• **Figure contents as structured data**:

============

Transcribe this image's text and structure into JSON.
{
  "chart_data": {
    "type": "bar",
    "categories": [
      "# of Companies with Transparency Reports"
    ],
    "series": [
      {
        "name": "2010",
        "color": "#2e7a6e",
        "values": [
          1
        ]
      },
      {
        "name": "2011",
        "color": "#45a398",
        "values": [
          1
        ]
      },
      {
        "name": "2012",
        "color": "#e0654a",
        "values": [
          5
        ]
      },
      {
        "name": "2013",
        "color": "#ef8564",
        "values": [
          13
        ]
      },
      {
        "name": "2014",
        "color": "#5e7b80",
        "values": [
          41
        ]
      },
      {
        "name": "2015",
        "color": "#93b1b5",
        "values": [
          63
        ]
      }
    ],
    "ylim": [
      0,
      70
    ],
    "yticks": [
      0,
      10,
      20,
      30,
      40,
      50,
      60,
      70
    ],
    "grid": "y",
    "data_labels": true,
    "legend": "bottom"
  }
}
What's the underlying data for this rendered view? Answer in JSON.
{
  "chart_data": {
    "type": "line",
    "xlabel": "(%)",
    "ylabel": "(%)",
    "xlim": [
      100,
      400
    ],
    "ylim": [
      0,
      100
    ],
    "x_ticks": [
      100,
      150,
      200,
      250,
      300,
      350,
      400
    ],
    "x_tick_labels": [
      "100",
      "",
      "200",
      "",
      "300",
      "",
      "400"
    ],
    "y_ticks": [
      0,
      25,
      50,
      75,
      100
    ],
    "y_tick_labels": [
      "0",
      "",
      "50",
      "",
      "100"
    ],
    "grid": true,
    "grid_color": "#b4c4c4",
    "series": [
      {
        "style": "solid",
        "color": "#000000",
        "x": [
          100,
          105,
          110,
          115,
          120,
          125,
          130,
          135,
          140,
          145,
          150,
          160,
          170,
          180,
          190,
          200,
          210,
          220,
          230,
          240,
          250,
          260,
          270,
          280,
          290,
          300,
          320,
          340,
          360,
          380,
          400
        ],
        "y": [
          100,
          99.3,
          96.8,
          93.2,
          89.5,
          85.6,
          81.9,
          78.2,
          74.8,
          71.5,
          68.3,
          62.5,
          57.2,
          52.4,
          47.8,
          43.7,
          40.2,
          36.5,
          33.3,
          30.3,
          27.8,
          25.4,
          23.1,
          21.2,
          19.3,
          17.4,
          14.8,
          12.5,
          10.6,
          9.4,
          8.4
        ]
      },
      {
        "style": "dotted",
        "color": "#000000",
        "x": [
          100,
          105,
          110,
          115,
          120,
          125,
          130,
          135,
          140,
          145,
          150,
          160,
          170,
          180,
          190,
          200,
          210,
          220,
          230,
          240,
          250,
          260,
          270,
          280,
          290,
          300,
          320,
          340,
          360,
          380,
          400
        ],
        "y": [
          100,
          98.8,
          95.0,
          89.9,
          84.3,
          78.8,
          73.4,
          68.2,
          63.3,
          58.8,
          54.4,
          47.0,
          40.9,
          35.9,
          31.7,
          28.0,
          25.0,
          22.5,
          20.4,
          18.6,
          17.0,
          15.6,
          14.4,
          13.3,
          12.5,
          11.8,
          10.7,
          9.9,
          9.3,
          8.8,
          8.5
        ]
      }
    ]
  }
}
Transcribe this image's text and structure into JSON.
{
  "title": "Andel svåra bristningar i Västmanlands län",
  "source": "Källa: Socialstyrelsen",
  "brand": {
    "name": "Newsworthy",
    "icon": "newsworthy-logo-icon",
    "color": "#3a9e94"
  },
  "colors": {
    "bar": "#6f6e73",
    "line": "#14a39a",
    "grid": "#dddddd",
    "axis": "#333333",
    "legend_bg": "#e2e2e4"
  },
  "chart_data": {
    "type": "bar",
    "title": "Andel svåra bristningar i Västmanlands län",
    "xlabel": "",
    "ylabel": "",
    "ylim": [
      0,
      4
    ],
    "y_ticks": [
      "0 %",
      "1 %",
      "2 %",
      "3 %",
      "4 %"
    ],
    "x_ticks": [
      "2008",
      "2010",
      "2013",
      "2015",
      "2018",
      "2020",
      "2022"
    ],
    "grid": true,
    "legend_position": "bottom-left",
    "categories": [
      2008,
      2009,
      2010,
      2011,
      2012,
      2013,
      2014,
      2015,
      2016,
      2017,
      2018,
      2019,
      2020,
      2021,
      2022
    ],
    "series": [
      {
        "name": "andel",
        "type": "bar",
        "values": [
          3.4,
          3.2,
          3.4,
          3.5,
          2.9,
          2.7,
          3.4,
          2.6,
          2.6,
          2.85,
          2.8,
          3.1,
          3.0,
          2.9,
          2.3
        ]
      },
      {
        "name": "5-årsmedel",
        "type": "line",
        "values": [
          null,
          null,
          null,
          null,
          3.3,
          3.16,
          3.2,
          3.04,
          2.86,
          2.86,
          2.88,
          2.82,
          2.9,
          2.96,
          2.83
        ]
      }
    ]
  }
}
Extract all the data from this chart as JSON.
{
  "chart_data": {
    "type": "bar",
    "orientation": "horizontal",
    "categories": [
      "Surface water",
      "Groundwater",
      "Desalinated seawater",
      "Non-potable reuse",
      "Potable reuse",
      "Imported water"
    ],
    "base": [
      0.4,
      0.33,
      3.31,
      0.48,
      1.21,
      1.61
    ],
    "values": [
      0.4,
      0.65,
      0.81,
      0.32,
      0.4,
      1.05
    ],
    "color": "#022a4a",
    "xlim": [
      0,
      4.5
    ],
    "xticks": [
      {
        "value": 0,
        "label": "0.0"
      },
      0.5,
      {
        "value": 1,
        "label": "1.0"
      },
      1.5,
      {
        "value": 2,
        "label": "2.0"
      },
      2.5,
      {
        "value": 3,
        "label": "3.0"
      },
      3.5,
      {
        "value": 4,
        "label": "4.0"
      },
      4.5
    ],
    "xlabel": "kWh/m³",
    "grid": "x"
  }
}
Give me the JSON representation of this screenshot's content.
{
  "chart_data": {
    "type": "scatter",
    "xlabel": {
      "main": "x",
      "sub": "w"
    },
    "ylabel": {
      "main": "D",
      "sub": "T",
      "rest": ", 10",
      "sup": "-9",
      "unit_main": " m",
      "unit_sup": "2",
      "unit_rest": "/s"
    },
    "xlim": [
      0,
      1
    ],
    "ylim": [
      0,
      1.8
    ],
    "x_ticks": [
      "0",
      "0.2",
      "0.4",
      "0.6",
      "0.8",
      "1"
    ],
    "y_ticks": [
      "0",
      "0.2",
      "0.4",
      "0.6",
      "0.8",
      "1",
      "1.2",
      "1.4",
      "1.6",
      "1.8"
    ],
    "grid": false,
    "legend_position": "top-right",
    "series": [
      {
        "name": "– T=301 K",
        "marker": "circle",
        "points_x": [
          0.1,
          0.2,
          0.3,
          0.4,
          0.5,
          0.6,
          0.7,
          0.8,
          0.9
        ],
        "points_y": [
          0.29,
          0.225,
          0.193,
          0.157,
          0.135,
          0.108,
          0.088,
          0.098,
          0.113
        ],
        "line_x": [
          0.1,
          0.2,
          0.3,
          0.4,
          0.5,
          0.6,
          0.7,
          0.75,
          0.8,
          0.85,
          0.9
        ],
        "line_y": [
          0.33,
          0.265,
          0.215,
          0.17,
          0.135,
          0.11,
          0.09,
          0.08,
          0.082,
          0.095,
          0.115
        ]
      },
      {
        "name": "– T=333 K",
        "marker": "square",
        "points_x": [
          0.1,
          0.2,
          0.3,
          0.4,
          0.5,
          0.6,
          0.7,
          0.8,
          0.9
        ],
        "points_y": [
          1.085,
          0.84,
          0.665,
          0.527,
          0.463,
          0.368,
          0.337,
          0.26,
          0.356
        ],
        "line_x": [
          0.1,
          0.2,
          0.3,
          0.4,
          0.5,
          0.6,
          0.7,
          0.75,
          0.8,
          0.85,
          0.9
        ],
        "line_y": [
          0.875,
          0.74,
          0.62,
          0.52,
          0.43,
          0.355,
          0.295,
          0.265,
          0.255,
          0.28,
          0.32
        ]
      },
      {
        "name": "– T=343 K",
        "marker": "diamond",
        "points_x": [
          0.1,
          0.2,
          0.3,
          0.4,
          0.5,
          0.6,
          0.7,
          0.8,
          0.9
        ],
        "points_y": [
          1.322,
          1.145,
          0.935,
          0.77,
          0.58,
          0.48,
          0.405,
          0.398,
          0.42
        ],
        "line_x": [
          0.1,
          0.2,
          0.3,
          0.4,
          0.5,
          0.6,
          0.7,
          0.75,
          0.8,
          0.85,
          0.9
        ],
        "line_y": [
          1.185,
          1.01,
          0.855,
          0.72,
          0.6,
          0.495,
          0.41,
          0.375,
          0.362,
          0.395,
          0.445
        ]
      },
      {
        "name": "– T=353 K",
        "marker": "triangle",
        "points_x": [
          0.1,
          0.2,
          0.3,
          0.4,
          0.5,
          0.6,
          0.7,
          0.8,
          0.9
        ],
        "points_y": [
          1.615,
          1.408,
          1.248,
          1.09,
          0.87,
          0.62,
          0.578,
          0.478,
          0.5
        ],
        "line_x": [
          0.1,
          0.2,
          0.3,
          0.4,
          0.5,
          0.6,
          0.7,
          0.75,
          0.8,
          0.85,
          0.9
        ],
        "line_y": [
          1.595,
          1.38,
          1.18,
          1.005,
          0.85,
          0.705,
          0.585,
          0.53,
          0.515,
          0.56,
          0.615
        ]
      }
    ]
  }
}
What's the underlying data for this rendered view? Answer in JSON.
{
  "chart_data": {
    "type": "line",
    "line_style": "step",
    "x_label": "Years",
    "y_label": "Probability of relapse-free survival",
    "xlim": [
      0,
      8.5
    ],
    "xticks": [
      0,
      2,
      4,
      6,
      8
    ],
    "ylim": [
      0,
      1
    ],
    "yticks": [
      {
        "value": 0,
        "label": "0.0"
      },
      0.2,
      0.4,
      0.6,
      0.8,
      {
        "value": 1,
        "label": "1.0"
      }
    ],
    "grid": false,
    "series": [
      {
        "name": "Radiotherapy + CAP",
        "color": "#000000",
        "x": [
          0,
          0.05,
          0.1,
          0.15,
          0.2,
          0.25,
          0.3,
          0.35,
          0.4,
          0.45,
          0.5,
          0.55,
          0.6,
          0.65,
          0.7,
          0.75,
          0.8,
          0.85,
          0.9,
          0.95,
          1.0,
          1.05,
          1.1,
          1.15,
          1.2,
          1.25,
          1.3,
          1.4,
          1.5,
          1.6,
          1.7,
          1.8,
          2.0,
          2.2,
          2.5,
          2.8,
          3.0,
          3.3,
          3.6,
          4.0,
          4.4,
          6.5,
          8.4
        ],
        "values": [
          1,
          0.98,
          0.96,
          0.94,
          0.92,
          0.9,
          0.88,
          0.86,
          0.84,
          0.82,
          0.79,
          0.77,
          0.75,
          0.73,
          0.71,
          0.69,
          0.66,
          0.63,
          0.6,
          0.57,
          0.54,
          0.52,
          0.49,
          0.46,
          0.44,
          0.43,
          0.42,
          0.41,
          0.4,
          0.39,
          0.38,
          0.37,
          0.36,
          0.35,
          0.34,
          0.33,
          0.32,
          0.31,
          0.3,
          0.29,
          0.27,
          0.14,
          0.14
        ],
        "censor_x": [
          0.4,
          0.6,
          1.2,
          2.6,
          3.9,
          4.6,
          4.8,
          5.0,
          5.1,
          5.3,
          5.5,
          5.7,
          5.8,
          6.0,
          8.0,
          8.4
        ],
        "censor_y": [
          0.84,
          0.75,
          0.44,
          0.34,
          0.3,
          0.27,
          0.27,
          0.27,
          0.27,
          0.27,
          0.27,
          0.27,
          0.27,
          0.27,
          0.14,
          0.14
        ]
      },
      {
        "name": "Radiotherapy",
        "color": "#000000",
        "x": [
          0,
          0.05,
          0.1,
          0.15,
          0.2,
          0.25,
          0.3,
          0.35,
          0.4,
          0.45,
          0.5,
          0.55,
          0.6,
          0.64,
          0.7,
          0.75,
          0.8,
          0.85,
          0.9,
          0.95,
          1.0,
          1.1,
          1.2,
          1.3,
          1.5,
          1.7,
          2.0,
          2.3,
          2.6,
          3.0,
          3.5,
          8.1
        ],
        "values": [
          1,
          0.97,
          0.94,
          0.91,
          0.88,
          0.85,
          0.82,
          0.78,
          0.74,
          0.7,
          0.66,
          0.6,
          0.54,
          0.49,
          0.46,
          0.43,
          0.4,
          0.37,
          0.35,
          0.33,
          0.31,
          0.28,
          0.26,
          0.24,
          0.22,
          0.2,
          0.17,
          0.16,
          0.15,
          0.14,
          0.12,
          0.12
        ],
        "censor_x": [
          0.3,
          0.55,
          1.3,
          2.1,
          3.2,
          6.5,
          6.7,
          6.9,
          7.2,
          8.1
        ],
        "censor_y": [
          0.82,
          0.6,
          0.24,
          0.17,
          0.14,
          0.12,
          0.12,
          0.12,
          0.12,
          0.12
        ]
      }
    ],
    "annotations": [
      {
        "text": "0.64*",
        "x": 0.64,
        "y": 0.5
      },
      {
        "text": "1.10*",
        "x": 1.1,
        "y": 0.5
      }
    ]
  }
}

============

• **Given exercise**: Find every line in the records above that holds the word "svåra", and copy each one.

• **Exercise answer**:
  "title": "Andel svåra bristningar i Västmanlands län",
    "title": "Andel svåra bristningar i Västmanlands län",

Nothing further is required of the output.